WHAT IS ASKED:
Leave the pictures out. Return all other data exactly.

Raw records:
--------------------

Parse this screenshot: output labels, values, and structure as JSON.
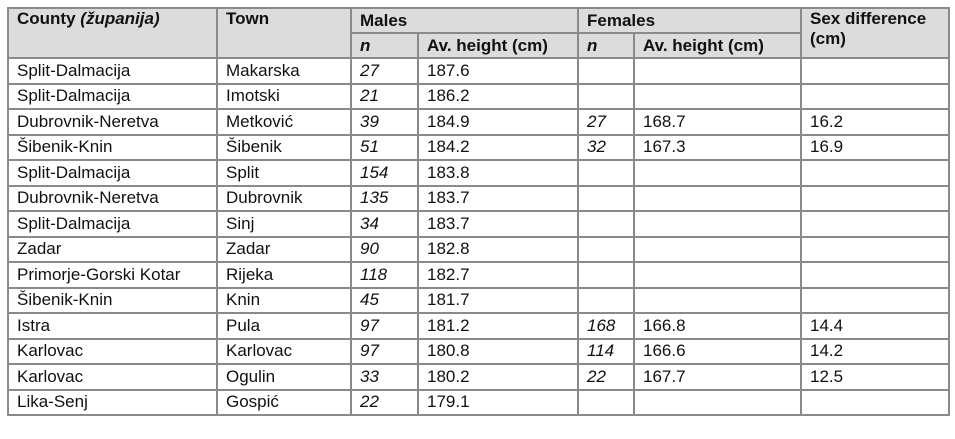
{
  "headers": {
    "county": "County",
    "county_native": "(županija)",
    "town": "Town",
    "males": "Males",
    "females": "Females",
    "sex_difference": "Sex difference",
    "sex_difference_unit": "(cm)",
    "n": "n",
    "av_height": "Av. height (cm)"
  },
  "rows": [
    {
      "county": "Split-Dalmacija",
      "town": "Makarska",
      "m_n": "27",
      "m_h": "187.6",
      "f_n": "",
      "f_h": "",
      "diff": ""
    },
    {
      "county": "Split-Dalmacija",
      "town": "Imotski",
      "m_n": "21",
      "m_h": "186.2",
      "f_n": "",
      "f_h": "",
      "diff": ""
    },
    {
      "county": "Dubrovnik-Neretva",
      "town": "Metković",
      "m_n": "39",
      "m_h": "184.9",
      "f_n": "27",
      "f_h": "168.7",
      "diff": "16.2"
    },
    {
      "county": "Šibenik-Knin",
      "town": "Šibenik",
      "m_n": "51",
      "m_h": "184.2",
      "f_n": "32",
      "f_h": "167.3",
      "diff": "16.9"
    },
    {
      "county": "Split-Dalmacija",
      "town": "Split",
      "m_n": "154",
      "m_h": "183.8",
      "f_n": "",
      "f_h": "",
      "diff": ""
    },
    {
      "county": "Dubrovnik-Neretva",
      "town": "Dubrovnik",
      "m_n": "135",
      "m_h": "183.7",
      "f_n": "",
      "f_h": "",
      "diff": ""
    },
    {
      "county": "Split-Dalmacija",
      "town": "Sinj",
      "m_n": "34",
      "m_h": "183.7",
      "f_n": "",
      "f_h": "",
      "diff": ""
    },
    {
      "county": "Zadar",
      "town": "Zadar",
      "m_n": "90",
      "m_h": "182.8",
      "f_n": "",
      "f_h": "",
      "diff": ""
    },
    {
      "county": "Primorje-Gorski Kotar",
      "town": "Rijeka",
      "m_n": "118",
      "m_h": "182.7",
      "f_n": "",
      "f_h": "",
      "diff": ""
    },
    {
      "county": "Šibenik-Knin",
      "town": "Knin",
      "m_n": "45",
      "m_h": "181.7",
      "f_n": "",
      "f_h": "",
      "diff": ""
    },
    {
      "county": "Istra",
      "town": "Pula",
      "m_n": "97",
      "m_h": "181.2",
      "f_n": "168",
      "f_h": "166.8",
      "diff": "14.4"
    },
    {
      "county": "Karlovac",
      "town": "Karlovac",
      "m_n": "97",
      "m_h": "180.8",
      "f_n": "114",
      "f_h": "166.6",
      "diff": "14.2"
    },
    {
      "county": "Karlovac",
      "town": "Ogulin",
      "m_n": "33",
      "m_h": "180.2",
      "f_n": "22",
      "f_h": "167.7",
      "diff": "12.5"
    },
    {
      "county": "Lika-Senj",
      "town": "Gospić",
      "m_n": "22",
      "m_h": "179.1",
      "f_n": "",
      "f_h": "",
      "diff": ""
    }
  ]
}
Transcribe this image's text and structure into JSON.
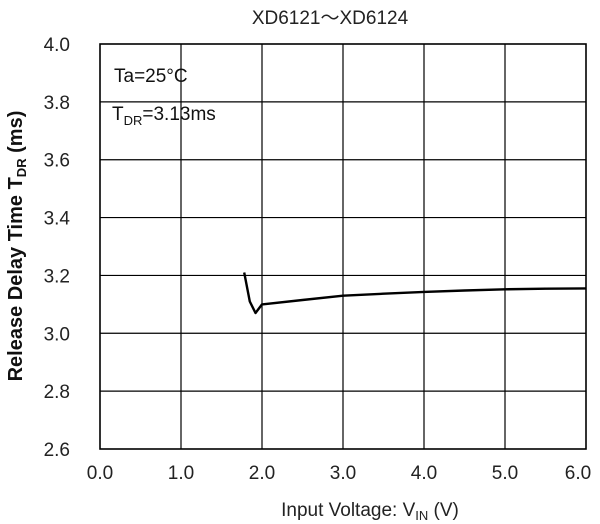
{
  "chart_data": {
    "type": "line",
    "title": "XD6121〜XD6124",
    "xlabel": {
      "main": "Input Voltage:  V",
      "sub": "IN",
      "unit": " (V)"
    },
    "ylabel": {
      "main": "Release Delay Time  T",
      "sub": "DR",
      "unit": " (ms)"
    },
    "xlim": [
      0.0,
      6.0
    ],
    "ylim": [
      2.6,
      4.0
    ],
    "x_ticks": [
      0.0,
      1.0,
      2.0,
      3.0,
      4.0,
      5.0,
      6.0
    ],
    "x_tick_labels": [
      "0.0",
      "1.0",
      "2.0",
      "3.0",
      "4.0",
      "5.0",
      "6.0"
    ],
    "y_ticks": [
      2.6,
      2.8,
      3.0,
      3.2,
      3.4,
      3.6,
      3.8,
      4.0
    ],
    "y_tick_labels": [
      "2.6",
      "2.8",
      "3.0",
      "3.2",
      "3.4",
      "3.6",
      "3.8",
      "4.0"
    ],
    "grid": true,
    "annotations": {
      "ta": "Ta=25°C",
      "tdr_main": "T",
      "tdr_sub": "DR",
      "tdr_value": "=3.13ms"
    },
    "series": [
      {
        "x": [
          1.78,
          1.85,
          1.92,
          2.0,
          2.5,
          3.0,
          3.5,
          4.0,
          4.5,
          5.0,
          5.5,
          6.0
        ],
        "y": [
          3.21,
          3.11,
          3.07,
          3.1,
          3.115,
          3.13,
          3.137,
          3.143,
          3.148,
          3.152,
          3.154,
          3.155
        ]
      }
    ]
  }
}
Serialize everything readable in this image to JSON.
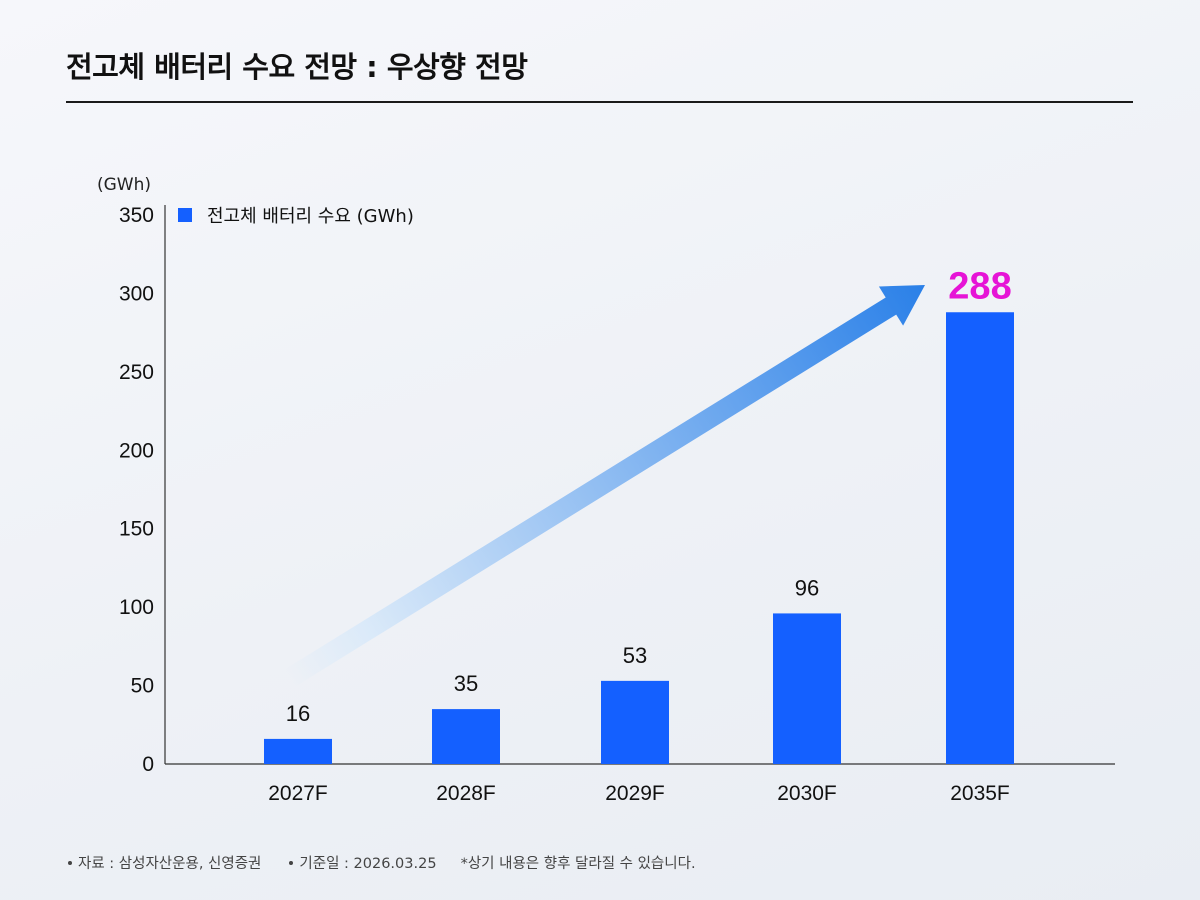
{
  "title": "전고체 배터리 수요 전망 : 우상향 전망",
  "footer": {
    "source": "자료 : 삼성자산운용, 신영증권",
    "base_date": "기준일 : 2026.03.25",
    "note": "*상기 내용은 향후 달라질 수 있습니다."
  },
  "colors": {
    "bar": "#1460ff",
    "highlight_label": "#e614d6",
    "arrow_start": "#dbeaf9",
    "arrow_end": "#2a80e8",
    "axis": "#333333"
  },
  "chart_data": {
    "type": "bar",
    "unit_label": "(GWh)",
    "categories": [
      "2027F",
      "2028F",
      "2029F",
      "2030F",
      "2035F"
    ],
    "series": [
      {
        "name": "전고체 배터리 수요 (GWh)",
        "values": [
          16,
          35,
          53,
          96,
          288
        ],
        "value_labels": [
          "16",
          "35",
          "53",
          "96",
          "288"
        ]
      }
    ],
    "yticks": [
      0,
      50,
      100,
      150,
      200,
      250,
      300,
      350
    ],
    "ylim": [
      0,
      350
    ],
    "highlight_category": "2035F",
    "legend_position": "top-left",
    "trend_arrow": true,
    "grid": false
  }
}
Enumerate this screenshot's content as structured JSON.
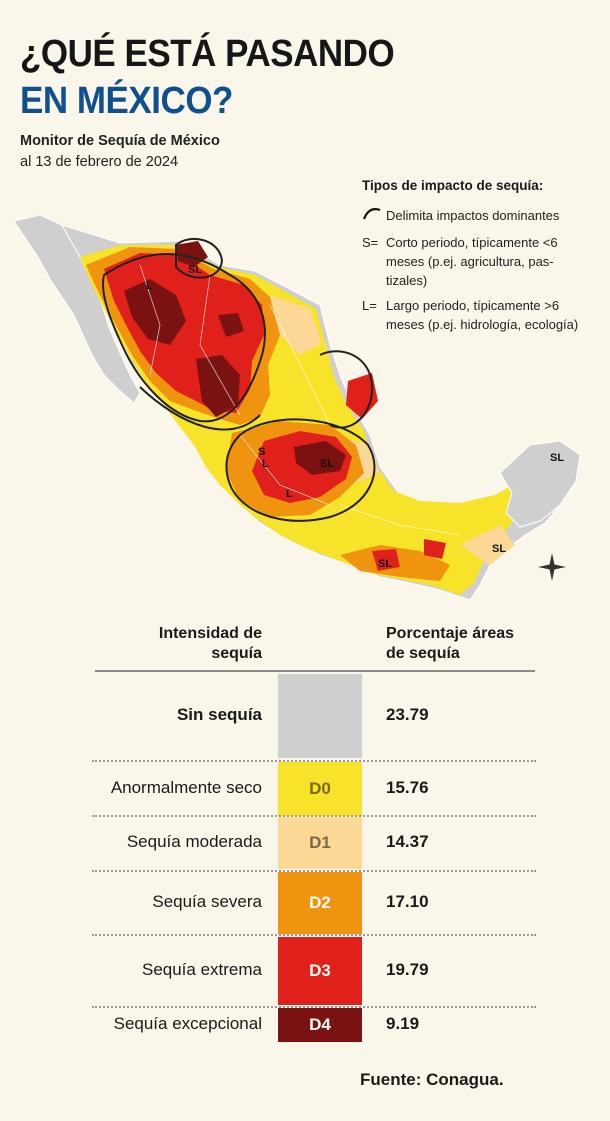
{
  "header": {
    "title_line1": "¿QUÉ ESTÁ PASANDO",
    "title_line2": "EN MÉXICO?",
    "subtitle": "Monitor de Sequía de México",
    "date": "al 13 de febrero de 2024"
  },
  "map": {
    "labels": [
      "SL",
      "L",
      "S",
      "SL",
      "SL",
      "SL",
      "L",
      "L",
      "SL"
    ],
    "colors": {
      "no_drought": "#cfcfcf",
      "D0": "#f6e32a",
      "D1": "#fbd896",
      "D2": "#f0940f",
      "D3": "#e0201b",
      "D4": "#7a1212"
    }
  },
  "impact_legend": {
    "title": "Tipos de impacto de sequía:",
    "items": [
      {
        "symbol": "~",
        "text": "Delimita impactos dominantes"
      },
      {
        "symbol": "S=",
        "text": "Corto periodo, típicamente <6 meses (p.ej. agricultura, pas-tizales)"
      },
      {
        "symbol": "L=",
        "text": "Largo periodo, típicamente >6 meses (p.ej. hidrología, ecología)"
      }
    ]
  },
  "table": {
    "header_left": "Intensidad de sequía",
    "header_right": "Porcentaje áreas de sequía",
    "rows": [
      {
        "label": "Sin sequía",
        "code": "",
        "value": "23.79",
        "color": "#cfcfcf",
        "text_color": "#cfcfcf"
      },
      {
        "label": "Anormalmente seco",
        "code": "D0",
        "value": "15.76",
        "color": "#f6e32a",
        "text_color": "#7a6a10"
      },
      {
        "label": "Sequía moderada",
        "code": "D1",
        "value": "14.37",
        "color": "#fbd896",
        "text_color": "#7a6a4a"
      },
      {
        "label": "Sequía severa",
        "code": "D2",
        "value": "17.10",
        "color": "#f0940f",
        "text_color": "#ffffff"
      },
      {
        "label": "Sequía extrema",
        "code": "D3",
        "value": "19.79",
        "color": "#e0201b",
        "text_color": "#ffffff"
      },
      {
        "label": "Sequía excepcional",
        "code": "D4",
        "value": "9.19",
        "color": "#7a1212",
        "text_color": "#ffffff"
      }
    ]
  },
  "source": "Fuente: Conagua."
}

--------------------

CORRECT RESPONSE:
Parse this screenshot: output labels, values, and structure as JSON.
{
  "headers": {
    "county": "County",
    "county_native": "(županija)",
    "town": "Town",
    "males": "Males",
    "females": "Females",
    "sex_difference": "Sex difference",
    "sex_difference_unit": "(cm)",
    "n": "n",
    "av_height": "Av. height (cm)"
  },
  "rows": [
    {
      "county": "Split-Dalmacija",
      "town": "Makarska",
      "m_n": "27",
      "m_h": "187.6",
      "f_n": "",
      "f_h": "",
      "diff": ""
    },
    {
      "county": "Split-Dalmacija",
      "town": "Imotski",
      "m_n": "21",
      "m_h": "186.2",
      "f_n": "",
      "f_h": "",
      "diff": ""
    },
    {
      "county": "Dubrovnik-Neretva",
      "town": "Metković",
      "m_n": "39",
      "m_h": "184.9",
      "f_n": "27",
      "f_h": "168.7",
      "diff": "16.2"
    },
    {
      "county": "Šibenik-Knin",
      "town": "Šibenik",
      "m_n": "51",
      "m_h": "184.2",
      "f_n": "32",
      "f_h": "167.3",
      "diff": "16.9"
    },
    {
      "county": "Split-Dalmacija",
      "town": "Split",
      "m_n": "154",
      "m_h": "183.8",
      "f_n": "",
      "f_h": "",
      "diff": ""
    },
    {
      "county": "Dubrovnik-Neretva",
      "town": "Dubrovnik",
      "m_n": "135",
      "m_h": "183.7",
      "f_n": "",
      "f_h": "",
      "diff": ""
    },
    {
      "county": "Split-Dalmacija",
      "town": "Sinj",
      "m_n": "34",
      "m_h": "183.7",
      "f_n": "",
      "f_h": "",
      "diff": ""
    },
    {
      "county": "Zadar",
      "town": "Zadar",
      "m_n": "90",
      "m_h": "182.8",
      "f_n": "",
      "f_h": "",
      "diff": ""
    },
    {
      "county": "Primorje-Gorski Kotar",
      "town": "Rijeka",
      "m_n": "118",
      "m_h": "182.7",
      "f_n": "",
      "f_h": "",
      "diff": ""
    },
    {
      "county": "Šibenik-Knin",
      "town": "Knin",
      "m_n": "45",
      "m_h": "181.7",
      "f_n": "",
      "f_h": "",
      "diff": ""
    },
    {
      "county": "Istra",
      "town": "Pula",
      "m_n": "97",
      "m_h": "181.2",
      "f_n": "168",
      "f_h": "166.8",
      "diff": "14.4"
    },
    {
      "county": "Karlovac",
      "town": "Karlovac",
      "m_n": "97",
      "m_h": "180.8",
      "f_n": "114",
      "f_h": "166.6",
      "diff": "14.2"
    },
    {
      "county": "Karlovac",
      "town": "Ogulin",
      "m_n": "33",
      "m_h": "180.2",
      "f_n": "22",
      "f_h": "167.7",
      "diff": "12.5"
    },
    {
      "county": "Lika-Senj",
      "town": "Gospić",
      "m_n": "22",
      "m_h": "179.1",
      "f_n": "",
      "f_h": "",
      "diff": ""
    }
  ]
}
Transcribe this image's text and structure into JSON.
{
  "chart_data": {
    "type": "line",
    "title": "XD6121〜XD6124",
    "xlabel": {
      "main": "Input Voltage:  V",
      "sub": "IN",
      "unit": " (V)"
    },
    "ylabel": {
      "main": "Release Delay Time  T",
      "sub": "DR",
      "unit": " (ms)"
    },
    "xlim": [
      0.0,
      6.0
    ],
    "ylim": [
      2.6,
      4.0
    ],
    "x_ticks": [
      0.0,
      1.0,
      2.0,
      3.0,
      4.0,
      5.0,
      6.0
    ],
    "x_tick_labels": [
      "0.0",
      "1.0",
      "2.0",
      "3.0",
      "4.0",
      "5.0",
      "6.0"
    ],
    "y_ticks": [
      2.6,
      2.8,
      3.0,
      3.2,
      3.4,
      3.6,
      3.8,
      4.0
    ],
    "y_tick_labels": [
      "2.6",
      "2.8",
      "3.0",
      "3.2",
      "3.4",
      "3.6",
      "3.8",
      "4.0"
    ],
    "grid": true,
    "annotations": {
      "ta": "Ta=25°C",
      "tdr_main": "T",
      "tdr_sub": "DR",
      "tdr_value": "=3.13ms"
    },
    "series": [
      {
        "x": [
          1.78,
          1.85,
          1.92,
          2.0,
          2.5,
          3.0,
          3.5,
          4.0,
          4.5,
          5.0,
          5.5,
          6.0
        ],
        "y": [
          3.21,
          3.11,
          3.07,
          3.1,
          3.115,
          3.13,
          3.137,
          3.143,
          3.148,
          3.152,
          3.154,
          3.155
        ]
      }
    ]
  }
}
Serialize everything readable in this image to JSON.
{
  "title": "전고체 배터리 수요 전망 : 우상향 전망",
  "footer": {
    "source": "자료 : 삼성자산운용, 신영증권",
    "base_date": "기준일 : 2026.03.25",
    "note": "*상기 내용은 향후 달라질 수 있습니다."
  },
  "colors": {
    "bar": "#1460ff",
    "highlight_label": "#e614d6",
    "arrow_start": "#dbeaf9",
    "arrow_end": "#2a80e8",
    "axis": "#333333"
  },
  "chart_data": {
    "type": "bar",
    "unit_label": "(GWh)",
    "categories": [
      "2027F",
      "2028F",
      "2029F",
      "2030F",
      "2035F"
    ],
    "series": [
      {
        "name": "전고체 배터리 수요 (GWh)",
        "values": [
          16,
          35,
          53,
          96,
          288
        ],
        "value_labels": [
          "16",
          "35",
          "53",
          "96",
          "288"
        ]
      }
    ],
    "yticks": [
      0,
      50,
      100,
      150,
      200,
      250,
      300,
      350
    ],
    "ylim": [
      0,
      350
    ],
    "highlight_category": "2035F",
    "legend_position": "top-left",
    "trend_arrow": true,
    "grid": false
  }
}
Enumerate this screenshot's content as structured JSON.
{
  "header": {
    "title_line1": "¿QUÉ ESTÁ PASANDO",
    "title_line2": "EN MÉXICO?",
    "subtitle": "Monitor de Sequía de México",
    "date": "al 13 de febrero de 2024"
  },
  "map": {
    "labels": [
      "SL",
      "L",
      "S",
      "SL",
      "SL",
      "SL",
      "L",
      "L",
      "SL"
    ],
    "colors": {
      "no_drought": "#cfcfcf",
      "D0": "#f6e32a",
      "D1": "#fbd896",
      "D2": "#f0940f",
      "D3": "#e0201b",
      "D4": "#7a1212"
    }
  },
  "impact_legend": {
    "title": "Tipos de impacto de sequía:",
    "items": [
      {
        "symbol": "~",
        "text": "Delimita impactos dominantes"
      },
      {
        "symbol": "S=",
        "text": "Corto periodo, típicamente <6 meses (p.ej. agricultura, pas-tizales)"
      },
      {
        "symbol": "L=",
        "text": "Largo periodo, típicamente >6 meses (p.ej. hidrología, ecología)"
      }
    ]
  },
  "table": {
    "header_left": "Intensidad de sequía",
    "header_right": "Porcentaje áreas de sequía",
    "rows": [
      {
        "label": "Sin sequía",
        "code": "",
        "value": "23.79",
        "color": "#cfcfcf",
        "text_color": "#cfcfcf"
      },
      {
        "label": "Anormalmente seco",
        "code": "D0",
        "value": "15.76",
        "color": "#f6e32a",
        "text_color": "#7a6a10"
      },
      {
        "label": "Sequía moderada",
        "code": "D1",
        "value": "14.37",
        "color": "#fbd896",
        "text_color": "#7a6a4a"
      },
      {
        "label": "Sequía severa",
        "code": "D2",
        "value": "17.10",
        "color": "#f0940f",
        "text_color": "#ffffff"
      },
      {
        "label": "Sequía extrema",
        "code": "D3",
        "value": "19.79",
        "color": "#e0201b",
        "text_color": "#ffffff"
      },
      {
        "label": "Sequía excepcional",
        "code": "D4",
        "value": "9.19",
        "color": "#7a1212",
        "text_color": "#ffffff"
      }
    ]
  },
  "source": "Fuente: Conagua."
}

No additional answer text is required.